BEGIN Available data

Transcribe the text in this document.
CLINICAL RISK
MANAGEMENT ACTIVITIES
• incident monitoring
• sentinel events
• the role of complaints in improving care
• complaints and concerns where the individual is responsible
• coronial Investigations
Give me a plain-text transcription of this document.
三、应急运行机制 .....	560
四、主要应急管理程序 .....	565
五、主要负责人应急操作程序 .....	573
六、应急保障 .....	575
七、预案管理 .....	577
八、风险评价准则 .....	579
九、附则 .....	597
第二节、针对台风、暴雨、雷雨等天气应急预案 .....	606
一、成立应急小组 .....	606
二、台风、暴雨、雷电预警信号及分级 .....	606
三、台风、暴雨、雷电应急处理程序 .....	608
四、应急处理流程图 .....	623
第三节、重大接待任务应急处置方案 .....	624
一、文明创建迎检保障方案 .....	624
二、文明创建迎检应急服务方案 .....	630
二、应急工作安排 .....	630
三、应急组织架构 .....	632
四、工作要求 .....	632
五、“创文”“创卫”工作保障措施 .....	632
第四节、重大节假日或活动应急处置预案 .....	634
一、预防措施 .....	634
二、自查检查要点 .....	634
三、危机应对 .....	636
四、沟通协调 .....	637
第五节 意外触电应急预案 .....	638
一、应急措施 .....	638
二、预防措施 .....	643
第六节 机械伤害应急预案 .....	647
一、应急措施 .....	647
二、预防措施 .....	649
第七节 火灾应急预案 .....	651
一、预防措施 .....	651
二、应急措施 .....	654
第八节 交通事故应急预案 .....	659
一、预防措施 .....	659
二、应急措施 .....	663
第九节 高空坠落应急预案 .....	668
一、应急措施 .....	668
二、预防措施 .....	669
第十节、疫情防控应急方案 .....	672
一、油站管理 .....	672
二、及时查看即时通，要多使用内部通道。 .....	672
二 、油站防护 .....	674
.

END Available data

## [Do this]
Reproduce the full listing word for word.

## [Response below]
Transcribe the text in this document.
CLINICAL RISK
MANAGEMENT ACTIVITIES
• incident monitoring
• sentinel events
• the role of complaints in improving care
• complaints and concerns where the individual is responsible
• coronial Investigations
Give me a plain-text transcription of this document.
三、应急运行机制 .....	560
四、主要应急管理程序 .....	565
五、主要负责人应急操作程序 .....	573
六、应急保障 .....	575
七、预案管理 .....	577
八、风险评价准则 .....	579
九、附则 .....	597
第二节、针对台风、暴雨、雷雨等天气应急预案 .....	606
一、成立应急小组 .....	606
二、台风、暴雨、雷电预警信号及分级 .....	606
三、台风、暴雨、雷电应急处理程序 .....	608
四、应急处理流程图 .....	623
第三节、重大接待任务应急处置方案 .....	624
一、文明创建迎检保障方案 .....	624
二、文明创建迎检应急服务方案 .....	630
二、应急工作安排 .....	630
三、应急组织架构 .....	632
四、工作要求 .....	632
五、“创文”“创卫”工作保障措施 .....	632
第四节、重大节假日或活动应急处置预案 .....	634
一、预防措施 .....	634
二、自查检查要点 .....	634
三、危机应对 .....	636
四、沟通协调 .....	637
第五节 意外触电应急预案 .....	638
一、应急措施 .....	638
二、预防措施 .....	643
第六节 机械伤害应急预案 .....	647
一、应急措施 .....	647
二、预防措施 .....	649
第七节 火灾应急预案 .....	651
一、预防措施 .....	651
二、应急措施 .....	654
第八节 交通事故应急预案 .....	659
一、预防措施 .....	659
二、应急措施 .....	663
第九节 高空坠落应急预案 .....	668
一、应急措施 .....	668
二、预防措施 .....	669
第十节、疫情防控应急方案 .....	672
一、油站管理 .....	672
二、及时查看即时通，要多使用内部通道。 .....	672
二 、油站防护 .....	674
.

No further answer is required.